> **Text to read**:
##########

Strategic Partnership Framework

The LOI establishes a comprehensive framework for collaboration between Indian Oil Corporation Ltd and Akasa Air to support the airline's sustainability objectives. The agreement focuses on the potential supply of Sustainable Aviation Fuel (SAF), which represents a critical pathway for reducing lifecycle greenhouse gas emissions from air travel.

Partnership Details: Information
Signing Venue: Wings India 2026
Date: 29 January 2026
Location: Hyderabad
Partner Airline: Akasa Air (India's fastest-growing airline)
Focus Area: Sustainable Aviation Fuel Supply

Sustainable Aviation Fuel Initiative

SAF is expected to play a key role in the aviation sector's transition towards net-zero emissions. The fuel represents an environmentally conscious alternative that can significantly reduce the carbon footprint of air travel operations.

Shailesh Dhar, Country Head (Aviation Business) at Indian Oil Corporation Ltd, emphasized the company's commitment to this initiative: "This LOI reflects our commitment to scaling low-carbon fuels and supporting our customers in their energy transition. By leveraging our expertise across fuel production, supply, and logistics, we aim to play a meaningful role in enabling an early transition to the usage of SAF."

##########

> **Data extract**:
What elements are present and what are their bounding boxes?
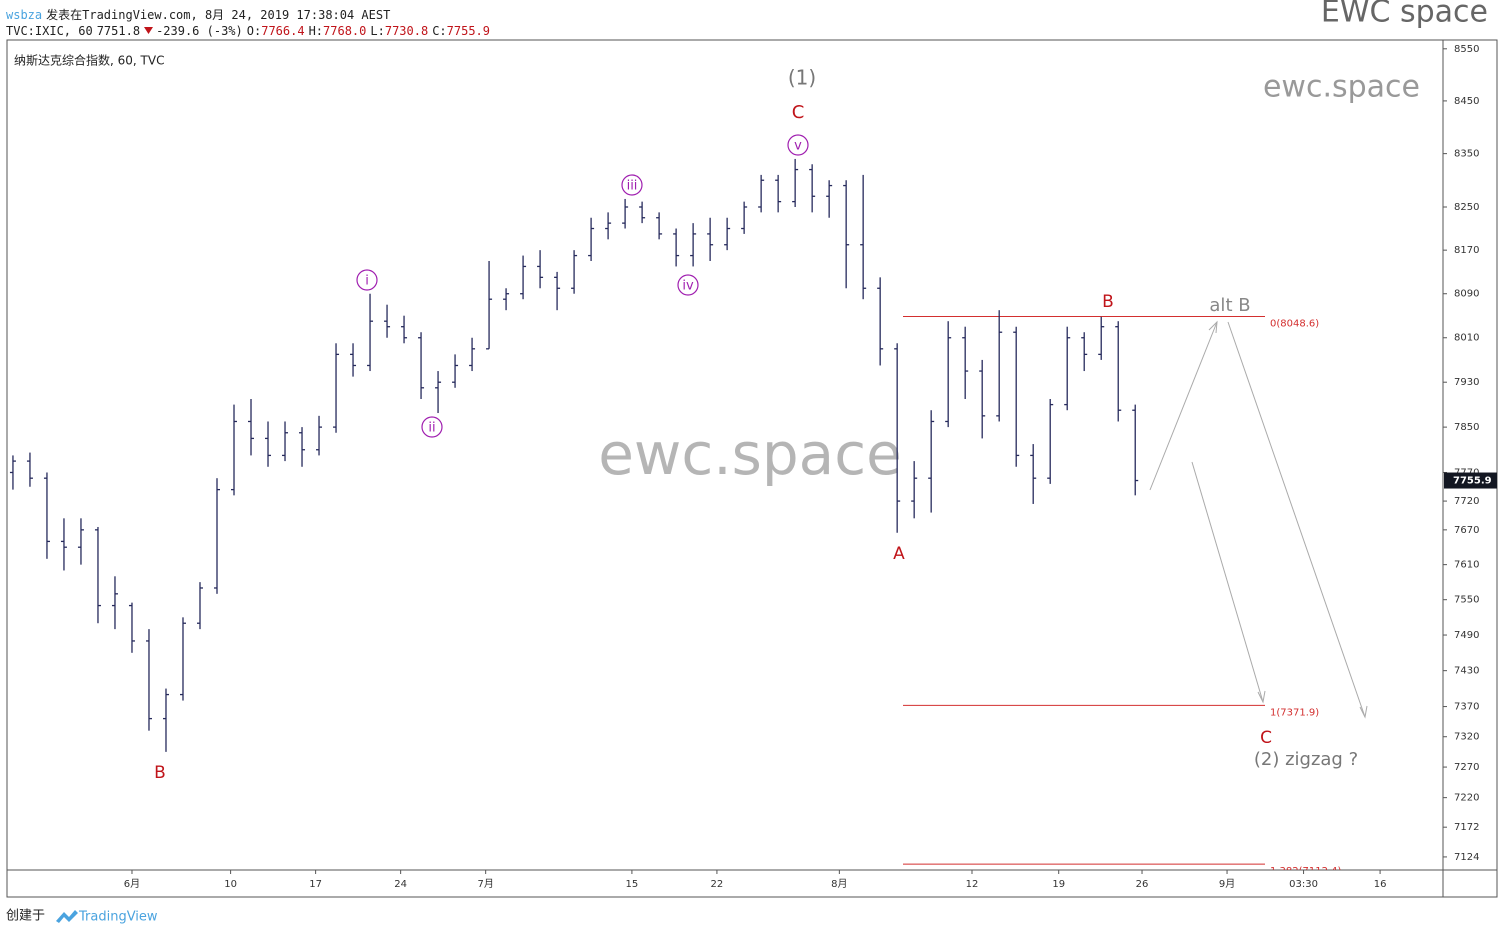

##########

> **Exercises**:
• a. Echo back the part of the SAF partnership text between "Strategic Partnership Framework" and "(India's fastest-growing airline)", inclusive.
• b. Proceed with the SAF partnership text from the point where it stops.

> **The results**:
• a.
Strategic Partnership Framework

The LOI establishes a comprehensive framework for collaboration between Indian Oil Corporation Ltd and Akasa Air to support the airline's sustainability objectives. The agreement focuses on the potential supply of Sustainable Aviation Fuel (SAF), which represents a critical pathway for reducing lifecycle greenhouse gas emissions from air travel.

Partnership Details: Information
Signing Venue: Wings India 2026
Date: 29 January 2026
Location: Hyderabad
Partner Airline: Akasa Air (India's fastest-growing airline)

• b.
Implementation and Evaluation Process

Pursuant to the LOI, both companies will collaborate on several key areas to ensure successful implementation:

  • Evaluation of potential SAF supply volumes
  • Determination of optimal delivery locations
  • Establishment of realistic timelines for supply
  • Selection and use of approved sustainable feedstocks
  • Implementation of certified production pathways

The partnership leverages Indian Oil Corporation's extensive expertise in fuel production, supply chain management, and logistics infrastructure to support Akasa Air's sustainability goals.

Industry Impact and Significance

This collaboration represents a significant development in India's aviation industry's sustainability efforts. As India's flagship national energy major, Indian Oil Corporation's involvement in SAF supply demonstrates the country's commitment to reducing aviation emissions and supporting the global transition to cleaner energy sources.

The partnership with Akasa Air, recognized as India's fastest-growing airline, positions both companies at the forefront of sustainable aviation initiatives in the Indian market. The agreement aligns with broader industry efforts to achieve net-zero emissions and reduce the environmental impact of air travel.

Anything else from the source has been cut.